[Задания]
1. Переведите на английский язык предложение из текста о Гиммлере: «Эта показная вежливость, граничившая с двуличием, была выражена в весьма специфической привычке Гиммлера – он вел специальную картотеку, в которой фиксировал, кому и когда сделал подарки».
2. Что, согласно тексту о Гиммлере, он записывал в своей специальной картотеке?
3. Продолжите текст о Гиммлере, начав сразу после его последнего предложения.

[Текст статьи]
>>

Гиммлер. Инквизитор в пенсне - Васильченко Андрей Вячеславович 18 стр.


На самом деле поведение Гиммлера могло очень быстро измениться. Отто Вагнер, который во время "эпохи борьбы" был одним из ключевых функционеров НСДАП, вспоминал, что Гиммлер мог внезапно превратиться из вежливого и любезного в "ироничного, саркастичного и циничного человека". Согласно описанию Альберта Шпеера, Гиммлер никогда не был действительно любезным, а "лишь вынужденным вести себя корректно", то есть он имитировал приветливость. Эта показная вежливость, граничившая с двуличием, была выражена в весьма специфической привычке Гиммлера – он вел специальную картотеку, в которой фиксировал, кому и когда сделал подарки.

<<

[Записанные данные]
>>

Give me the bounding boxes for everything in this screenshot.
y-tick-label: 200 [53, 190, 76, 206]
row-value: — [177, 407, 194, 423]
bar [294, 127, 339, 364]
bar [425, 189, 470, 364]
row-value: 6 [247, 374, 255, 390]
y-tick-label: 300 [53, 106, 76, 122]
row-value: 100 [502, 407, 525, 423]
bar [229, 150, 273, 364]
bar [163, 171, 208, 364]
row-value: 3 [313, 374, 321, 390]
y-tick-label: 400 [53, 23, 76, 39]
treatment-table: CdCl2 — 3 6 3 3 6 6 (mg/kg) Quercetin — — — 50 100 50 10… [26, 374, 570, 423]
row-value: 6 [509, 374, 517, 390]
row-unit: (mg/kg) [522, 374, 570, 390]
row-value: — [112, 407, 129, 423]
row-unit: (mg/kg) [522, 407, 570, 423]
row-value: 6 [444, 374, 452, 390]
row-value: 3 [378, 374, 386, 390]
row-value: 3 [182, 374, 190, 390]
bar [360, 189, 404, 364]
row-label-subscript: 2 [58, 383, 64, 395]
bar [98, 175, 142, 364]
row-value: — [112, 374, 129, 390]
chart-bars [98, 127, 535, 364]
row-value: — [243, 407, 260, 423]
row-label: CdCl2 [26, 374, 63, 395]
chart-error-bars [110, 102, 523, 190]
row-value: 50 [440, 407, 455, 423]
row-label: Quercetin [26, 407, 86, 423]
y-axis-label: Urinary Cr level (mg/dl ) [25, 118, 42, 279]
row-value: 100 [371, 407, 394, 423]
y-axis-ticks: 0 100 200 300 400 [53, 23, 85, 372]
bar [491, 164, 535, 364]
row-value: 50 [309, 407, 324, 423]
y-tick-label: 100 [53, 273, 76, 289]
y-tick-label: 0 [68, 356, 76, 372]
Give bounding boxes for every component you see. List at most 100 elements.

<<
>>

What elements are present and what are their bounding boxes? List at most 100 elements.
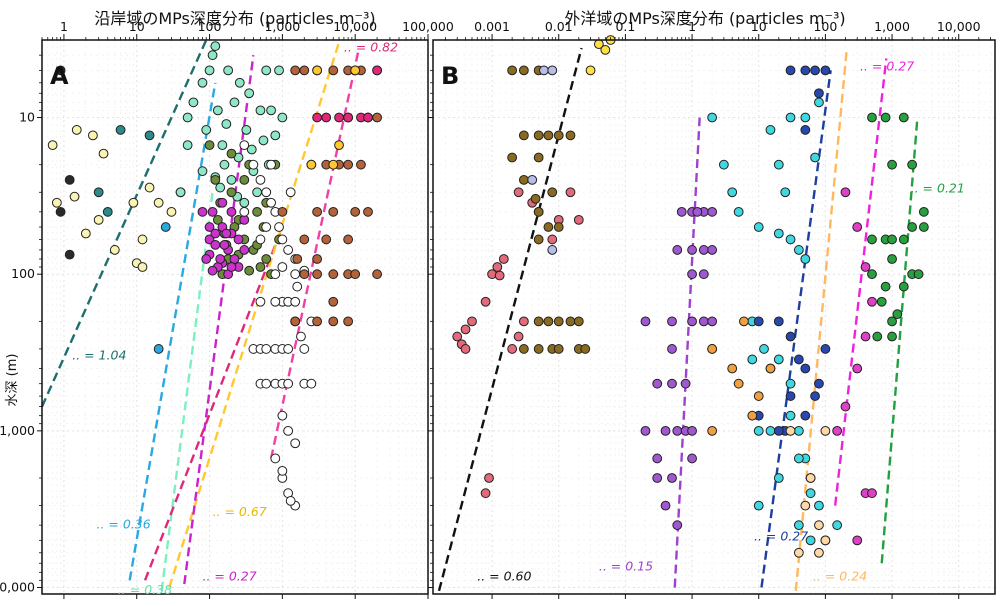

<<
>>

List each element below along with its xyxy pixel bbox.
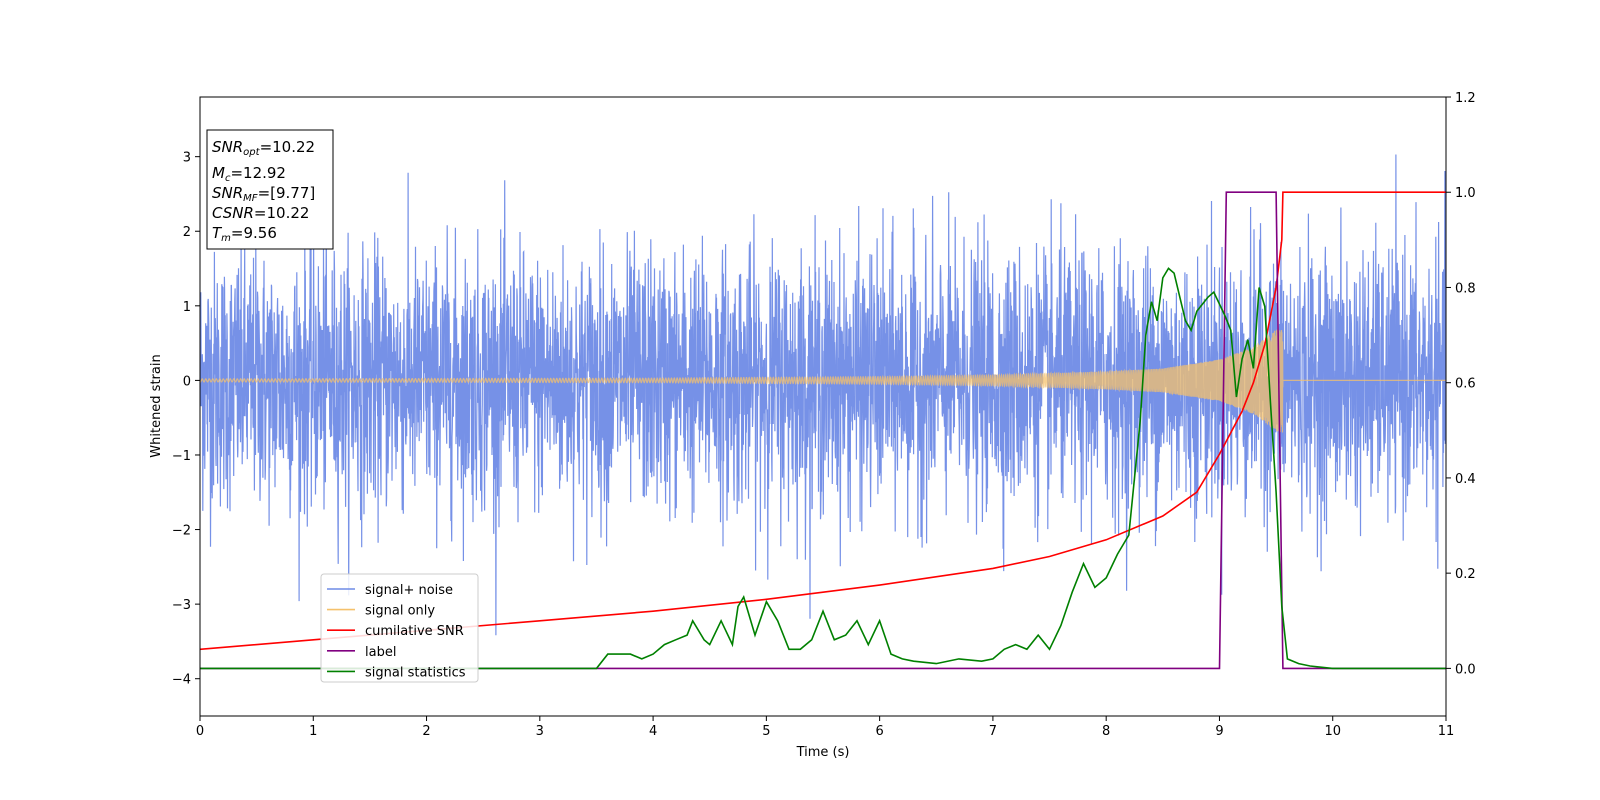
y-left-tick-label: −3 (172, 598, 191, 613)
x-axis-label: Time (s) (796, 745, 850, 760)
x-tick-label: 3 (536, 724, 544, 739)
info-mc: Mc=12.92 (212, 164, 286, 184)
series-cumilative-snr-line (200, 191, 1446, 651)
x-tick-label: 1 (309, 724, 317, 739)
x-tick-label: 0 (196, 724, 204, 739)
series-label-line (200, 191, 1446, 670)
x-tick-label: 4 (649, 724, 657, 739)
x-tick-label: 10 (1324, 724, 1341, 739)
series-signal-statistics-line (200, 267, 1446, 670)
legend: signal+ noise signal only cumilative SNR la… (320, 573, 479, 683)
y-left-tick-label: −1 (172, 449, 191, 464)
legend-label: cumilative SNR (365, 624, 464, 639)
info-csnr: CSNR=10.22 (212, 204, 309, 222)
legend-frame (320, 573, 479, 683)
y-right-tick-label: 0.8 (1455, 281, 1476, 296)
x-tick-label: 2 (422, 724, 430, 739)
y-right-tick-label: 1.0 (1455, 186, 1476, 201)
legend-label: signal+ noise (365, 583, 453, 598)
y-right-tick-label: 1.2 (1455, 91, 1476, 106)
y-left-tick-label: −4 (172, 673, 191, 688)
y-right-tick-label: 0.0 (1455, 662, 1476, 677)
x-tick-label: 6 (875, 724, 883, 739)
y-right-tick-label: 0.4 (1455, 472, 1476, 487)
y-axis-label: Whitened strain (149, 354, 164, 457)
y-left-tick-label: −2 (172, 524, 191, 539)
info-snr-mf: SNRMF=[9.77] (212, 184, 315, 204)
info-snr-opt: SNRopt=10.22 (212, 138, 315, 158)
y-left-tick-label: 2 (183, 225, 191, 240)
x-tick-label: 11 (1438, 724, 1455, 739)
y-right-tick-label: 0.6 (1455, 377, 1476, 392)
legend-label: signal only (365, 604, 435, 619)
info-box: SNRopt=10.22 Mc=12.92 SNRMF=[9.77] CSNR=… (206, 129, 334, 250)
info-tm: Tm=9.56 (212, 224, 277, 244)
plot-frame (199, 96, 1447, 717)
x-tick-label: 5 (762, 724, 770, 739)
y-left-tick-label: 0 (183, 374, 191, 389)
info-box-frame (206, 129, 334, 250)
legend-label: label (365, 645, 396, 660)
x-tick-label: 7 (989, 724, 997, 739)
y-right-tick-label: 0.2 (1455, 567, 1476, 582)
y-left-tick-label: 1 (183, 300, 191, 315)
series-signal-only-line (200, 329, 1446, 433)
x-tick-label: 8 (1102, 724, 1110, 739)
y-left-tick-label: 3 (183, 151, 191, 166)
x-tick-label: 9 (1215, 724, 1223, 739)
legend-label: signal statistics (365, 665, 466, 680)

<<

[Решённые задания]
1. This feigned politeness, bordering on duplicity, found expression in a rather peculiar habit of Himmler's: he kept a special card file in which he recorded to whom and when he had given gifts.

2. Кому и когда он сделал подарки.

3.
Принимая во внимание специфику характера Гиммлера, не было ничего удивительного в том, что он сам поначалу стал разрабатывать критерии, которые применялись к желающим вступить в СС. Еще до прихода к власти национал-социалистов он установил, что кандидаты на вступление в СС должны были быть ростом не меньше 174,5 сантиметров ("без обуви" – пояснял рейхсфюрер СС). Впрочем, позже эталон роста будущих эсэсовцев снизился до 170 сантиметров. Кроме этого с 1933 года все кандидаты на вступление в СС проверялись на предмет "наследственного здоровья" и "арийского происхождения". Показательно, что эта система была полутора годами ранее разработана исключительно для невест эсэсовских офицеров, которые желали вступить в брак. Ветераны охранных отрядов проходили эту процедуру, что называется, "задним числом". Во время этого процесса люди должны были предоставить свою родословную по 1750 год включительно. В ней не должно было значиться никаких "неарийских предков". Гиммлер хотел было даже увеличить продолжительность составления родословной до 1650 года. На празднике летнего солнцестояния в 1936 году он заявил, что поскольку подобные генеалогические изыскания были связаны со значительными издержками, то эта дата должна была учитываться только руководителями СС. Если же в родословной находились предки "неарийского происхождения", этого человека принципиально исключали из СС.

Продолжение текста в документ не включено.